Structured figure records
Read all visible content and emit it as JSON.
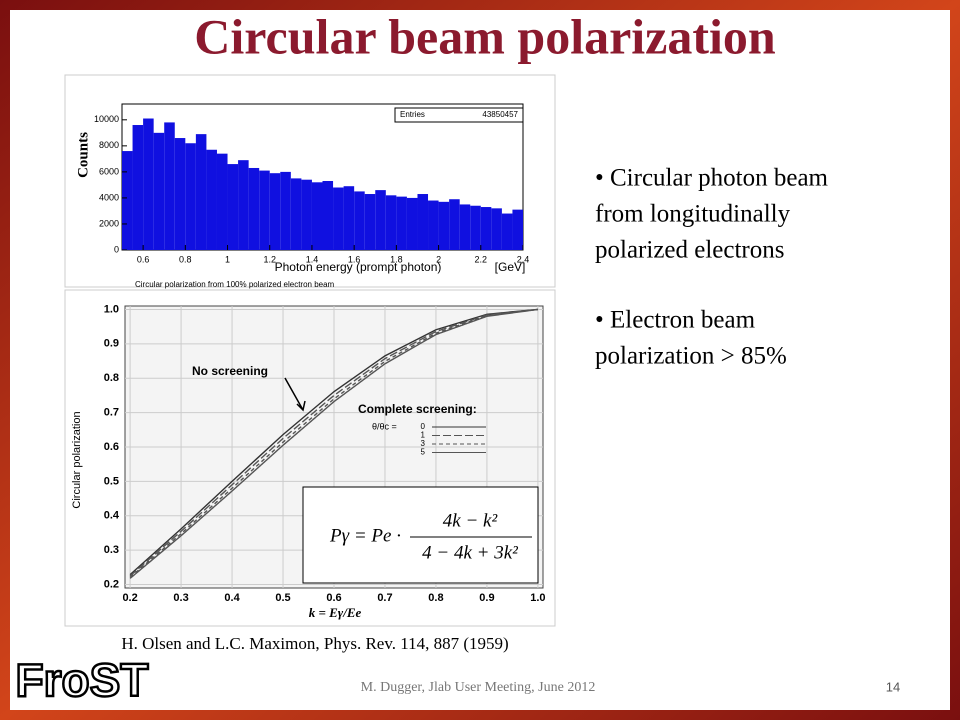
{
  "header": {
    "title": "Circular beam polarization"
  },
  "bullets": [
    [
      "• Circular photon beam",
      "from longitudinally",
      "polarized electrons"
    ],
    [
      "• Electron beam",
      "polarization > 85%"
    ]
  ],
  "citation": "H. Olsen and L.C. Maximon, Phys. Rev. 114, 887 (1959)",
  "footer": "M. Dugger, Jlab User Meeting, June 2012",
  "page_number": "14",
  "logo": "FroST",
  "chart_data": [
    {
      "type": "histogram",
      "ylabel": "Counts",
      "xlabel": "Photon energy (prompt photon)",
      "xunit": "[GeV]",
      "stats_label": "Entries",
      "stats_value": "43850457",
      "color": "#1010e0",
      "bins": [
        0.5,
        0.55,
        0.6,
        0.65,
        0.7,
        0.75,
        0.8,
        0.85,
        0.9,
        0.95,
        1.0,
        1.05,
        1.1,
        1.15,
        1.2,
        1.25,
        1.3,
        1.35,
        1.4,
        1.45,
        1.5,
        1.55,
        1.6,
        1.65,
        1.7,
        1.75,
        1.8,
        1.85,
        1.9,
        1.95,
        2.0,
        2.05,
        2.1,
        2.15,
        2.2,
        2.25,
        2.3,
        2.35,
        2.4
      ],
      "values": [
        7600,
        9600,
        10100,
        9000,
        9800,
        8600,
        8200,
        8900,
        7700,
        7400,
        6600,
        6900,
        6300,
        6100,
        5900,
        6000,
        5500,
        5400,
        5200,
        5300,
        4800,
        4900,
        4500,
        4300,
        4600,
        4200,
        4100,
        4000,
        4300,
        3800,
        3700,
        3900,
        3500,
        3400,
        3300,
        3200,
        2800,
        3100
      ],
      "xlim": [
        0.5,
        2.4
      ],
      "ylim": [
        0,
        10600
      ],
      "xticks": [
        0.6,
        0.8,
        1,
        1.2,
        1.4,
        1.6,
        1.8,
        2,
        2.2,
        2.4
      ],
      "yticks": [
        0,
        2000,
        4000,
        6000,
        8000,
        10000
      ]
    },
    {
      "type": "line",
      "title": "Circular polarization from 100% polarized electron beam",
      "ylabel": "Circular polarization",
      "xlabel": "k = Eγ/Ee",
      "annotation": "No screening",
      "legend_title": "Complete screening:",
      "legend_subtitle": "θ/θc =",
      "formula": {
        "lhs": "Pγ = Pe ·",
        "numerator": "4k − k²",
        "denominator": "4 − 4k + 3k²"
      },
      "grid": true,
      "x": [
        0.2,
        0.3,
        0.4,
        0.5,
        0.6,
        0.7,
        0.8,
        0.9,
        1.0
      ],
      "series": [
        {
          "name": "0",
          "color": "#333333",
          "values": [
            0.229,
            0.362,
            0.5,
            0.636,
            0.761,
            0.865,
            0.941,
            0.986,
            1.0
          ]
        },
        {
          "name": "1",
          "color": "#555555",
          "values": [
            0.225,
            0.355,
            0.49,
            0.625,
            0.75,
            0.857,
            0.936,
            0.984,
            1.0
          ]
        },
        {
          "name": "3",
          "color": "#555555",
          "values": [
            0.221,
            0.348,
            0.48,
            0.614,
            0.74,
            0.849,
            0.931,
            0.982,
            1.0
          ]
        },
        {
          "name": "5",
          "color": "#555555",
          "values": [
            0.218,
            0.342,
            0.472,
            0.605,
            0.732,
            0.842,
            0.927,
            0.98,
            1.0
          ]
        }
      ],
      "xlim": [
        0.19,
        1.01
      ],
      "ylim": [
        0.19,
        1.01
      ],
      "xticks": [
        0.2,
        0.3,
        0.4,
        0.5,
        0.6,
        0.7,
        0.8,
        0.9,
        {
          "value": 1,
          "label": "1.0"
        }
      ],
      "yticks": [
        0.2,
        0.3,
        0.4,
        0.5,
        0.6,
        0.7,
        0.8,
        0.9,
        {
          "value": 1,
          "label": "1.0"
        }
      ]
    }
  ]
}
--
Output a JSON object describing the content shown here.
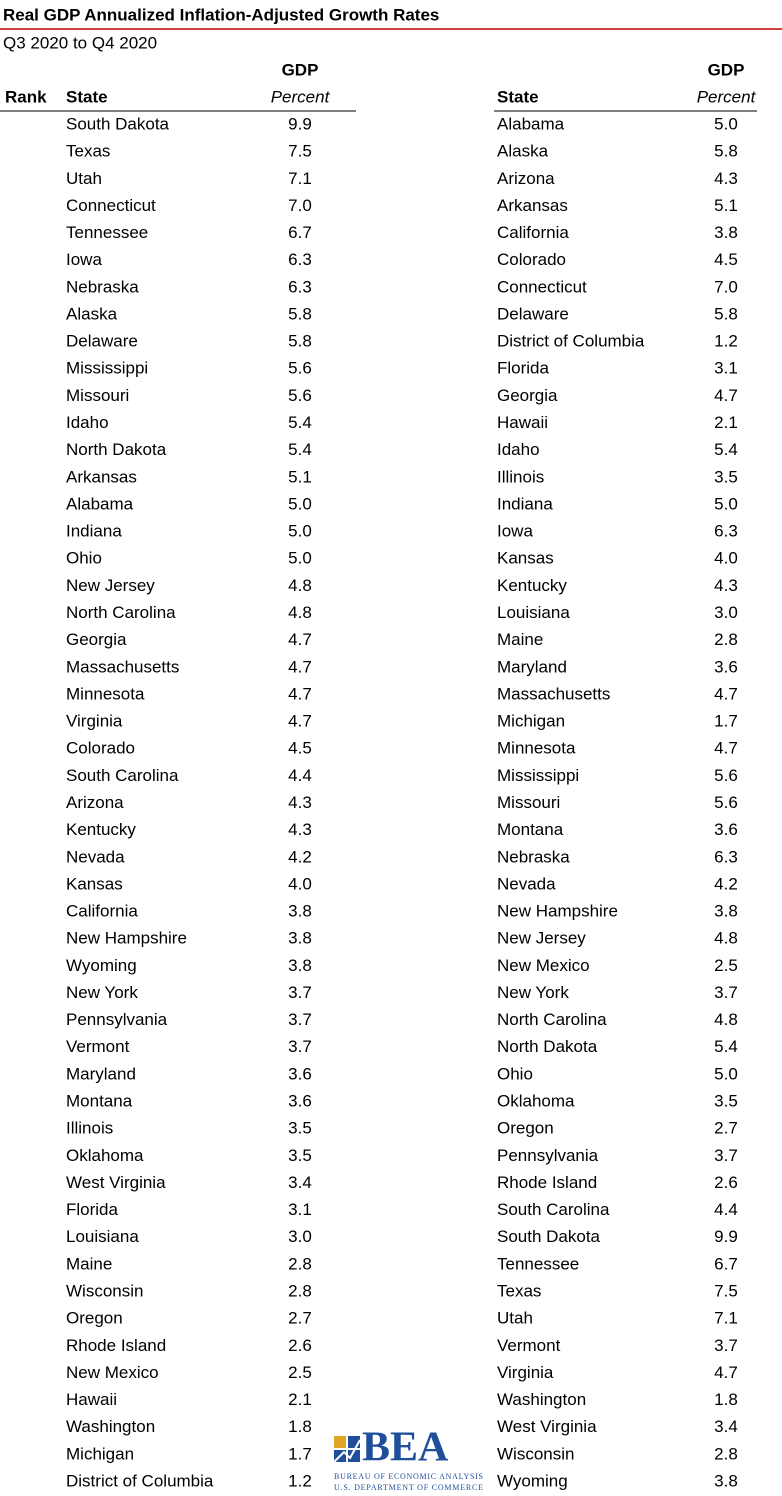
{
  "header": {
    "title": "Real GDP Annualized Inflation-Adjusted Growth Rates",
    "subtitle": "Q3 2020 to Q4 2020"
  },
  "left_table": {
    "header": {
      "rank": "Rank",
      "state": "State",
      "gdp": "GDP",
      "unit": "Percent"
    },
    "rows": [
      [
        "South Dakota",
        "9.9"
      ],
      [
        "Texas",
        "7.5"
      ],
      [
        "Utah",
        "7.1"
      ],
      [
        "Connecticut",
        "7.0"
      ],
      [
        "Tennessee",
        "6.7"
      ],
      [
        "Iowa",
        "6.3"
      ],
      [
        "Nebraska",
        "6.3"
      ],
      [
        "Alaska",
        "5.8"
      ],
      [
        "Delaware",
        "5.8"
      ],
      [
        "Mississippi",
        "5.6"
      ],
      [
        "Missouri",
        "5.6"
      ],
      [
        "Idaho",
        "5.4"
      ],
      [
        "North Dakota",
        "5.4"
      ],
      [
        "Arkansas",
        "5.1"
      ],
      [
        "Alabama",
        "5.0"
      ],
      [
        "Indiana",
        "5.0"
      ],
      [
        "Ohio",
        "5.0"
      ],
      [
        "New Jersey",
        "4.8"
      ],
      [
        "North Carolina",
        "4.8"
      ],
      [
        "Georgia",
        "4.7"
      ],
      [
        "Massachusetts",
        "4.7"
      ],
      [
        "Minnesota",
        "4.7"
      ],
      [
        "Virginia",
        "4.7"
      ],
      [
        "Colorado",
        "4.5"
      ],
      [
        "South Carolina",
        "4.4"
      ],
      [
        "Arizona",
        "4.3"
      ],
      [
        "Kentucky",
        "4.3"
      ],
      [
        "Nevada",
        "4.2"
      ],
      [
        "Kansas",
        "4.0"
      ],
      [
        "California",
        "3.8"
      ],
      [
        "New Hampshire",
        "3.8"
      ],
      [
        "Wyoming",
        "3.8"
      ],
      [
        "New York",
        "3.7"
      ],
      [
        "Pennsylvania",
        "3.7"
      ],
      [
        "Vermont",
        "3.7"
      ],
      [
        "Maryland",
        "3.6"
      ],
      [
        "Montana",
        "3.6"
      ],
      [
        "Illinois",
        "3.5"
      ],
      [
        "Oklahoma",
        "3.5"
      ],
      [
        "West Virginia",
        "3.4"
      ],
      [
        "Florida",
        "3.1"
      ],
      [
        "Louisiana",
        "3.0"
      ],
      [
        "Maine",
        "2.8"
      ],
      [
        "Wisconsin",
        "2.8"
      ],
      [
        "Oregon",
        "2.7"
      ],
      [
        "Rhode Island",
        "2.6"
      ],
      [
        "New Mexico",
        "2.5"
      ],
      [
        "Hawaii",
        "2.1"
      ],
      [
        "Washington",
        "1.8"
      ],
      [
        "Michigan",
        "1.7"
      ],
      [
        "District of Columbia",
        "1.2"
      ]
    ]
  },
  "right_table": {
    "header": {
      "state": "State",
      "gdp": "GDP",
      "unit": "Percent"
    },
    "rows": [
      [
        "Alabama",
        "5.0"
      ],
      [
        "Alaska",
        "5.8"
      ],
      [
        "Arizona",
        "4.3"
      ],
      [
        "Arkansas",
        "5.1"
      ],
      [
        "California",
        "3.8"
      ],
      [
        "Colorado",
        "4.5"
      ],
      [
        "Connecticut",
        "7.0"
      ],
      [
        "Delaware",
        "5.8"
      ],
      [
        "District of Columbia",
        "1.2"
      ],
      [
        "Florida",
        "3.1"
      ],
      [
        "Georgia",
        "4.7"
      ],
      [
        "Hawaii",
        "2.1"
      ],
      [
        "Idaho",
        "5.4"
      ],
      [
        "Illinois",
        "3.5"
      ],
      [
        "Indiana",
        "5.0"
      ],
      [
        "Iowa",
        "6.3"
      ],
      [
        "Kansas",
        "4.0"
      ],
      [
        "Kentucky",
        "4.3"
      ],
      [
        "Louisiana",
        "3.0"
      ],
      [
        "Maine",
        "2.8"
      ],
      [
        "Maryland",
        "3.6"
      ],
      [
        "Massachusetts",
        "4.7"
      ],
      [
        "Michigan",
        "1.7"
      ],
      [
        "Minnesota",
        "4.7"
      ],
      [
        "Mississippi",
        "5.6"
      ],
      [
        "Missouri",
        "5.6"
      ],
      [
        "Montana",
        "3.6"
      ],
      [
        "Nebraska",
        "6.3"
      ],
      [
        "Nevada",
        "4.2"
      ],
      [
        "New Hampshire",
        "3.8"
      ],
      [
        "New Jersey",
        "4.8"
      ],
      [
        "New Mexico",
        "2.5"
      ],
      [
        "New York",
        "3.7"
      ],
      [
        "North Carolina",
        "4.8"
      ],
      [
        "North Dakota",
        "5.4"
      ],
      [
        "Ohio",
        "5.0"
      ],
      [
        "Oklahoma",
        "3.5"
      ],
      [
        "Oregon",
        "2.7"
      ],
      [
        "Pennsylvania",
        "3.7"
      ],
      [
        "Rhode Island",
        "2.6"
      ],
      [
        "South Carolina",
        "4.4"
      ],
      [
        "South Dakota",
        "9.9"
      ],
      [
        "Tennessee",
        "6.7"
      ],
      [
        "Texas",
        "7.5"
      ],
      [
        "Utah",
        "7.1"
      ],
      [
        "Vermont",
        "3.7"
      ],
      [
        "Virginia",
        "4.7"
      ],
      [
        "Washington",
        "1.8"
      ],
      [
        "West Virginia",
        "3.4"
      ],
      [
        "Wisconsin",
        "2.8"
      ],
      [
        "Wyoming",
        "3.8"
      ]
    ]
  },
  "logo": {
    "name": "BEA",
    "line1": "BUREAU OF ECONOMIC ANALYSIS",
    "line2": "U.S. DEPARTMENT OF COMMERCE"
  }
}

- GIVEN REQUEST
Go through the material above and copy each line that has the word "polarization".

- TASK RESPONSE
    "title": "Circular beam polarization"
      "polarization > 85%"
      "title": "Circular polarization from 100% polarized electron beam",
      "ylabel": "Circular polarization",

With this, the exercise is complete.